EXERCISE BRIEF =>
Keep the wording of each record exactly the same when you repeat it, and leave out pictures.

--- begin ---

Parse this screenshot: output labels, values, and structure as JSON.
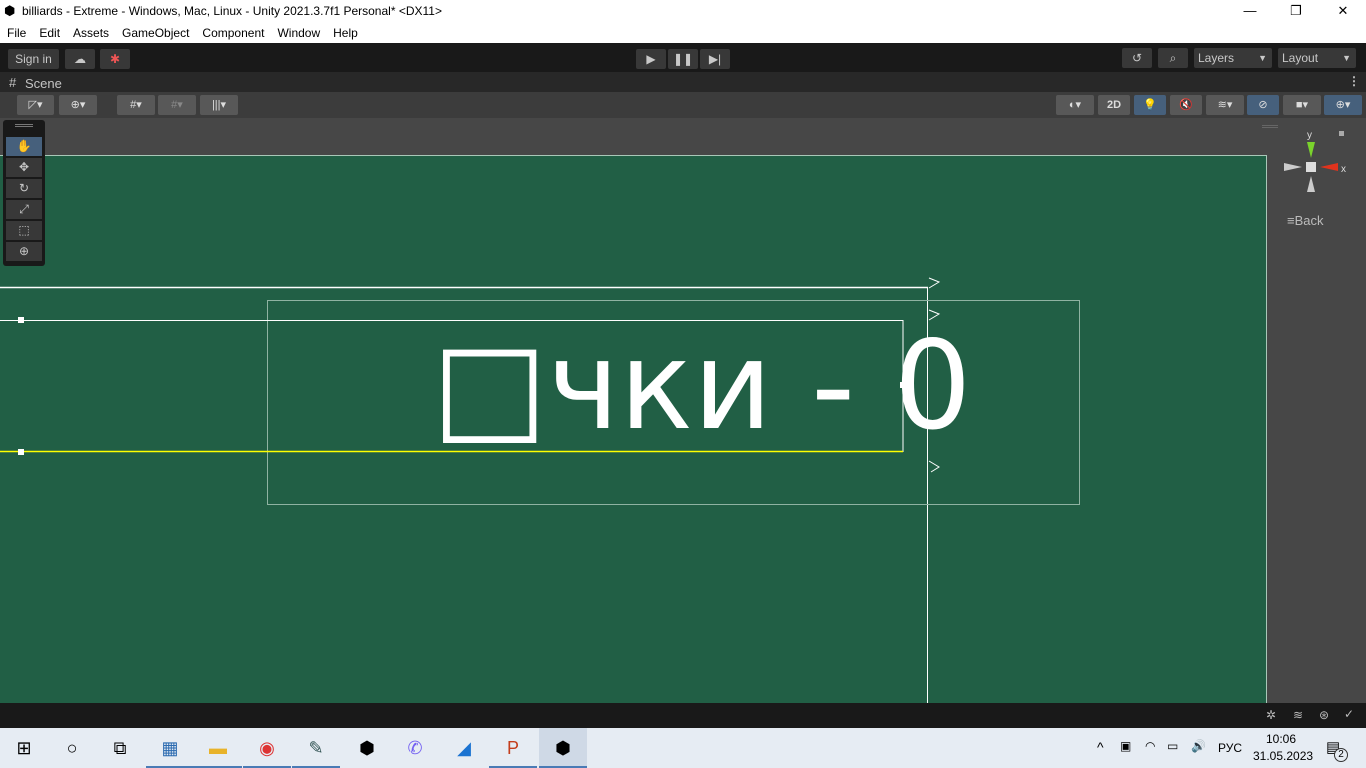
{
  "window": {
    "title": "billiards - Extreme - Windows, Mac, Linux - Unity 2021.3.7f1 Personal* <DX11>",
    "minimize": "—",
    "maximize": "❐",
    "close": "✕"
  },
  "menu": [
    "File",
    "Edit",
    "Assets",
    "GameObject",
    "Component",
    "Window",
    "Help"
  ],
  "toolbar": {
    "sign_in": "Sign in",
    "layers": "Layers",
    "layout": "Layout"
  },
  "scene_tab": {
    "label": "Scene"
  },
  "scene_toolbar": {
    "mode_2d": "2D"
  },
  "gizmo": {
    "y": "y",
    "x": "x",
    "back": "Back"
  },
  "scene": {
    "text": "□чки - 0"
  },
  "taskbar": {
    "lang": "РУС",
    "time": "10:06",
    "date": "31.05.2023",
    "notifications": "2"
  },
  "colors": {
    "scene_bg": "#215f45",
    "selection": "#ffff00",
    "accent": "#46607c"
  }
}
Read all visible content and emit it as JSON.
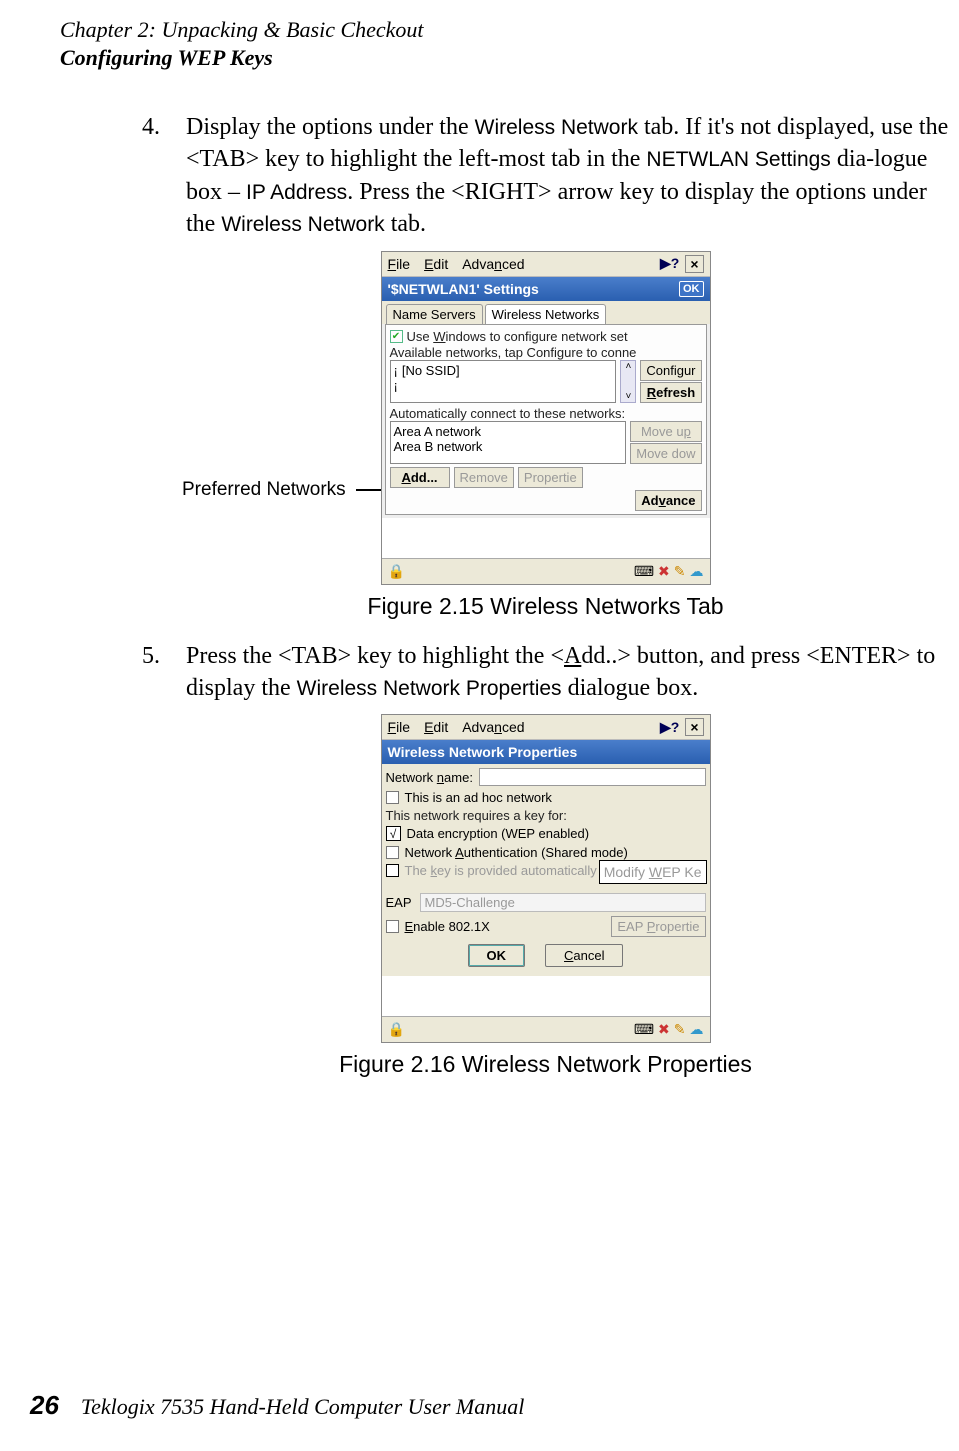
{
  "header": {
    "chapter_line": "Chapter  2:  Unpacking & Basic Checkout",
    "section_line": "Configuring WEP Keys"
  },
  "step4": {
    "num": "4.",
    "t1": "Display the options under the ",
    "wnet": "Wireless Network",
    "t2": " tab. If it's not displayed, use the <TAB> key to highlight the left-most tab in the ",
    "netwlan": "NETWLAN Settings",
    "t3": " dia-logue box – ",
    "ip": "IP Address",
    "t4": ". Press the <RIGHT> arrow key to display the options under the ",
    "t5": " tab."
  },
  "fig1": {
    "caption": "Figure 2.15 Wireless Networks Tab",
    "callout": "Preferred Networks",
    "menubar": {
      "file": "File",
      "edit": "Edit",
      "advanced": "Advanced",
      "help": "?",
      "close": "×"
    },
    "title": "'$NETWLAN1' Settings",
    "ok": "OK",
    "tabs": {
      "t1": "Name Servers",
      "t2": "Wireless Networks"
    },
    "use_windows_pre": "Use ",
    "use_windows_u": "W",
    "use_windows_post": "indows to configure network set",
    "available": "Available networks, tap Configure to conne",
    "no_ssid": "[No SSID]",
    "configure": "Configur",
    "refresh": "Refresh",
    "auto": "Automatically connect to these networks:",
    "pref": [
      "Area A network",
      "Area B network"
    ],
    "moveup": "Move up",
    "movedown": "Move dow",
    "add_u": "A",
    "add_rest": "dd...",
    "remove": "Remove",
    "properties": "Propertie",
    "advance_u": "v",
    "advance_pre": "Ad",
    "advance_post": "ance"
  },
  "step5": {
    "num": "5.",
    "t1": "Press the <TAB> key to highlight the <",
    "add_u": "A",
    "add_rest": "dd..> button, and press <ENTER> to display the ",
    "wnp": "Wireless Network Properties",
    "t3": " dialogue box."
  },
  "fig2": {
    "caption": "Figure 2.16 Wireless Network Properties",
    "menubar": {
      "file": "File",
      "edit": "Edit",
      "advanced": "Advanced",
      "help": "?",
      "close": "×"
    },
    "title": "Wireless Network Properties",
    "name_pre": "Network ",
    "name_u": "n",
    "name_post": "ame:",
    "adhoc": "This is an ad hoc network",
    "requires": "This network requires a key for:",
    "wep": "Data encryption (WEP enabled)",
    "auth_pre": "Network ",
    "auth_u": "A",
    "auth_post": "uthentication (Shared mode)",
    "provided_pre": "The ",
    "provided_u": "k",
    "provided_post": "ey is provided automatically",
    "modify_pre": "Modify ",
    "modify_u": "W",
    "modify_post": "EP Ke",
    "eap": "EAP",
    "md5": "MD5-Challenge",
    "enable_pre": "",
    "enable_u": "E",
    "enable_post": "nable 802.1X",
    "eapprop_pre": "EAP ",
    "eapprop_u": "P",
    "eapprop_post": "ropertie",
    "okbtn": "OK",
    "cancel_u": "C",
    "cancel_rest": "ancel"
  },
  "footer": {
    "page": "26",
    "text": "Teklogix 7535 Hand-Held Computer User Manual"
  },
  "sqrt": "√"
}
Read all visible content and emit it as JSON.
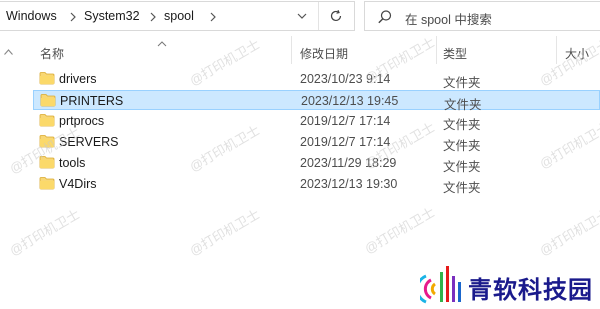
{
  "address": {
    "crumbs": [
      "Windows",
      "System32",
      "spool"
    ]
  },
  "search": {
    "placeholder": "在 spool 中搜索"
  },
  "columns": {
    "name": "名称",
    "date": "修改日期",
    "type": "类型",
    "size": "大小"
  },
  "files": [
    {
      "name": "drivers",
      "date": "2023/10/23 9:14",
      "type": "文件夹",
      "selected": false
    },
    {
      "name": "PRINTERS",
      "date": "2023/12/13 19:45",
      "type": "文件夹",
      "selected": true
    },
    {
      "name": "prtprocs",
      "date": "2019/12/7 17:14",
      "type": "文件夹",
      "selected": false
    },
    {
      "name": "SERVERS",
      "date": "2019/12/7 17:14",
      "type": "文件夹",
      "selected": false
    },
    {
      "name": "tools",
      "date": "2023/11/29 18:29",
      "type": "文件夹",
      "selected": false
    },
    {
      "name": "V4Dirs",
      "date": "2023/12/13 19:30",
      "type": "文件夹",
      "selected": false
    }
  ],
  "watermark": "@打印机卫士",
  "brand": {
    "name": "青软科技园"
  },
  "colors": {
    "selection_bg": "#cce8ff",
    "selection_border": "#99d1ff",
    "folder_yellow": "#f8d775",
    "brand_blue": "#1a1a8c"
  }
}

--- end ---

CORRECT RESULT =>
Parse this screenshot: output labels, values, and structure as JSON.
{
  "window": {
    "title": "billiards - Extreme - Windows, Mac, Linux - Unity 2021.3.7f1 Personal* <DX11>",
    "minimize": "—",
    "maximize": "❐",
    "close": "✕"
  },
  "menu": [
    "File",
    "Edit",
    "Assets",
    "GameObject",
    "Component",
    "Window",
    "Help"
  ],
  "toolbar": {
    "sign_in": "Sign in",
    "layers": "Layers",
    "layout": "Layout"
  },
  "scene_tab": {
    "label": "Scene"
  },
  "scene_toolbar": {
    "mode_2d": "2D"
  },
  "gizmo": {
    "y": "y",
    "x": "x",
    "back": "Back"
  },
  "scene": {
    "text": "□чки - 0"
  },
  "taskbar": {
    "lang": "РУС",
    "time": "10:06",
    "date": "31.05.2023",
    "notifications": "2"
  },
  "colors": {
    "scene_bg": "#215f45",
    "selection": "#ffff00",
    "accent": "#46607c"
  }
}
Read all visible content and emit it as JSON.
{
  "header": {
    "chapter_line": "Chapter  2:  Unpacking & Basic Checkout",
    "section_line": "Configuring WEP Keys"
  },
  "step4": {
    "num": "4.",
    "t1": "Display the options under the ",
    "wnet": "Wireless Network",
    "t2": " tab. If it's not displayed, use the <TAB> key to highlight the left-most tab in the ",
    "netwlan": "NETWLAN Settings",
    "t3": " dia-logue box – ",
    "ip": "IP Address",
    "t4": ". Press the <RIGHT> arrow key to display the options under the ",
    "t5": " tab."
  },
  "fig1": {
    "caption": "Figure 2.15 Wireless Networks Tab",
    "callout": "Preferred Networks",
    "menubar": {
      "file": "File",
      "edit": "Edit",
      "advanced": "Advanced",
      "help": "?",
      "close": "×"
    },
    "title": "'$NETWLAN1' Settings",
    "ok": "OK",
    "tabs": {
      "t1": "Name Servers",
      "t2": "Wireless Networks"
    },
    "use_windows_pre": "Use ",
    "use_windows_u": "W",
    "use_windows_post": "indows to configure network set",
    "available": "Available networks, tap Configure to conne",
    "no_ssid": "[No SSID]",
    "configure": "Configur",
    "refresh": "Refresh",
    "auto": "Automatically connect to these networks:",
    "pref": [
      "Area A network",
      "Area B network"
    ],
    "moveup": "Move up",
    "movedown": "Move dow",
    "add_u": "A",
    "add_rest": "dd...",
    "remove": "Remove",
    "properties": "Propertie",
    "advance_u": "v",
    "advance_pre": "Ad",
    "advance_post": "ance"
  },
  "step5": {
    "num": "5.",
    "t1": "Press the <TAB> key to highlight the <",
    "add_u": "A",
    "add_rest": "dd..> button, and press <ENTER> to display the ",
    "wnp": "Wireless Network Properties",
    "t3": " dialogue box."
  },
  "fig2": {
    "caption": "Figure 2.16 Wireless Network Properties",
    "menubar": {
      "file": "File",
      "edit": "Edit",
      "advanced": "Advanced",
      "help": "?",
      "close": "×"
    },
    "title": "Wireless Network Properties",
    "name_pre": "Network ",
    "name_u": "n",
    "name_post": "ame:",
    "adhoc": "This is an ad hoc network",
    "requires": "This network requires a key for:",
    "wep": "Data encryption (WEP enabled)",
    "auth_pre": "Network ",
    "auth_u": "A",
    "auth_post": "uthentication (Shared mode)",
    "provided_pre": "The ",
    "provided_u": "k",
    "provided_post": "ey is provided automatically",
    "modify_pre": "Modify ",
    "modify_u": "W",
    "modify_post": "EP Ke",
    "eap": "EAP",
    "md5": "MD5-Challenge",
    "enable_pre": "",
    "enable_u": "E",
    "enable_post": "nable 802.1X",
    "eapprop_pre": "EAP ",
    "eapprop_u": "P",
    "eapprop_post": "ropertie",
    "okbtn": "OK",
    "cancel_u": "C",
    "cancel_rest": "ancel"
  },
  "footer": {
    "page": "26",
    "text": "Teklogix 7535 Hand-Held Computer User Manual"
  },
  "sqrt": "√"
}
Read all visible content and emit it as JSON.
{
  "address": {
    "crumbs": [
      "Windows",
      "System32",
      "spool"
    ]
  },
  "search": {
    "placeholder": "在 spool 中搜索"
  },
  "columns": {
    "name": "名称",
    "date": "修改日期",
    "type": "类型",
    "size": "大小"
  },
  "files": [
    {
      "name": "drivers",
      "date": "2023/10/23 9:14",
      "type": "文件夹",
      "selected": false
    },
    {
      "name": "PRINTERS",
      "date": "2023/12/13 19:45",
      "type": "文件夹",
      "selected": true
    },
    {
      "name": "prtprocs",
      "date": "2019/12/7 17:14",
      "type": "文件夹",
      "selected": false
    },
    {
      "name": "SERVERS",
      "date": "2019/12/7 17:14",
      "type": "文件夹",
      "selected": false
    },
    {
      "name": "tools",
      "date": "2023/11/29 18:29",
      "type": "文件夹",
      "selected": false
    },
    {
      "name": "V4Dirs",
      "date": "2023/12/13 19:30",
      "type": "文件夹",
      "selected": false
    }
  ],
  "watermark": "@打印机卫士",
  "brand": {
    "name": "青软科技园"
  },
  "colors": {
    "selection_bg": "#cce8ff",
    "selection_border": "#99d1ff",
    "folder_yellow": "#f8d775",
    "brand_blue": "#1a1a8c"
  }
}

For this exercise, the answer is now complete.